+++ MATERIAL FOR THE TASK +++

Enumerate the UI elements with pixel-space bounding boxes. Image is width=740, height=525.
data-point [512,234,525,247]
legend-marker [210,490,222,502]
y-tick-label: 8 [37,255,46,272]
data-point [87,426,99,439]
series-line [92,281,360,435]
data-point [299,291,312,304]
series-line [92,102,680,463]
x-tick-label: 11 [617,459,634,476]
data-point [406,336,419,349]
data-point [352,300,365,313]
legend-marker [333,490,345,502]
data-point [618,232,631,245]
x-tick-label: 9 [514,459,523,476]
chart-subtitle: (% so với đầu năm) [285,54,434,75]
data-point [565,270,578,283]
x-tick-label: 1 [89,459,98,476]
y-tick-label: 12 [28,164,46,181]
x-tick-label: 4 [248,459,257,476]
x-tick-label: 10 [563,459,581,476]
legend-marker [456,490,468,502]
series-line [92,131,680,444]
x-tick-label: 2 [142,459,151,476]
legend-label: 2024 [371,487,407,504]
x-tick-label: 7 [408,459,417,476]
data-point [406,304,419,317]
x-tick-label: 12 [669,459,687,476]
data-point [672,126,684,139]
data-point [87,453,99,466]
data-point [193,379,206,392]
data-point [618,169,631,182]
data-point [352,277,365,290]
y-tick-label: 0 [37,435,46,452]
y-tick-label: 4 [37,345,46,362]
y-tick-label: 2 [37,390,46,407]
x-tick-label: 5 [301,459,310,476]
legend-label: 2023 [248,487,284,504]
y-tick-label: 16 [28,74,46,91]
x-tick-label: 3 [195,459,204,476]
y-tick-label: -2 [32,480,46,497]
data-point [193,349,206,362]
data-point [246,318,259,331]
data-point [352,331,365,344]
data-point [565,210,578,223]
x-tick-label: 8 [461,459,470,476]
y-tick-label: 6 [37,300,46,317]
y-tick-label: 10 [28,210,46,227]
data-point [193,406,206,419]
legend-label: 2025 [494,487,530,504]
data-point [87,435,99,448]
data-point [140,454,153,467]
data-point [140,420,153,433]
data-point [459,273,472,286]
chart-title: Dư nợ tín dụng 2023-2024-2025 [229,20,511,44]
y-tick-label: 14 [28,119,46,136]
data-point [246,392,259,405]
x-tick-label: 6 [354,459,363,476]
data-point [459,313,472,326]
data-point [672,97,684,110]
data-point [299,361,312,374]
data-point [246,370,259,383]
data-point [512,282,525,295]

+++

STATED EXERCISE
Transcribe every row above verbatim, changing nothing.

REPLY
Enumerate the UI elements with pixel-space bounding boxes. Image is width=740, height=525.
data-point [512,234,525,247]
legend-marker [210,490,222,502]
y-tick-label: 8 [37,255,46,272]
data-point [87,426,99,439]
series-line [92,281,360,435]
data-point [299,291,312,304]
series-line [92,102,680,463]
x-tick-label: 11 [617,459,634,476]
data-point [406,336,419,349]
data-point [352,300,365,313]
legend-marker [333,490,345,502]
data-point [618,232,631,245]
x-tick-label: 9 [514,459,523,476]
chart-subtitle: (% so với đầu năm) [285,54,434,75]
data-point [565,270,578,283]
x-tick-label: 1 [89,459,98,476]
y-tick-label: 12 [28,164,46,181]
x-tick-label: 4 [248,459,257,476]
x-tick-label: 10 [563,459,581,476]
legend-marker [456,490,468,502]
series-line [92,131,680,444]
x-tick-label: 2 [142,459,151,476]
legend-label: 2024 [371,487,407,504]
x-tick-label: 7 [408,459,417,476]
data-point [406,304,419,317]
x-tick-label: 12 [669,459,687,476]
data-point [672,126,684,139]
data-point [87,453,99,466]
data-point [193,379,206,392]
data-point [618,169,631,182]
data-point [352,277,365,290]
y-tick-label: 0 [37,435,46,452]
y-tick-label: 4 [37,345,46,362]
y-tick-label: 2 [37,390,46,407]
x-tick-label: 5 [301,459,310,476]
legend-label: 2023 [248,487,284,504]
y-tick-label: 16 [28,74,46,91]
x-tick-label: 3 [195,459,204,476]
y-tick-label: -2 [32,480,46,497]
data-point [193,349,206,362]
data-point [246,318,259,331]
data-point [352,331,365,344]
data-point [565,210,578,223]
x-tick-label: 8 [461,459,470,476]
y-tick-label: 6 [37,300,46,317]
y-tick-label: 10 [28,210,46,227]
data-point [193,406,206,419]
legend-label: 2025 [494,487,530,504]
data-point [87,435,99,448]
data-point [140,454,153,467]
data-point [140,420,153,433]
data-point [459,273,472,286]
chart-title: Dư nợ tín dụng 2023-2024-2025 [229,20,511,44]
y-tick-label: 14 [28,119,46,136]
data-point [246,392,259,405]
x-tick-label: 6 [354,459,363,476]
data-point [459,313,472,326]
data-point [672,97,684,110]
data-point [299,361,312,374]
data-point [246,370,259,383]
data-point [512,282,525,295]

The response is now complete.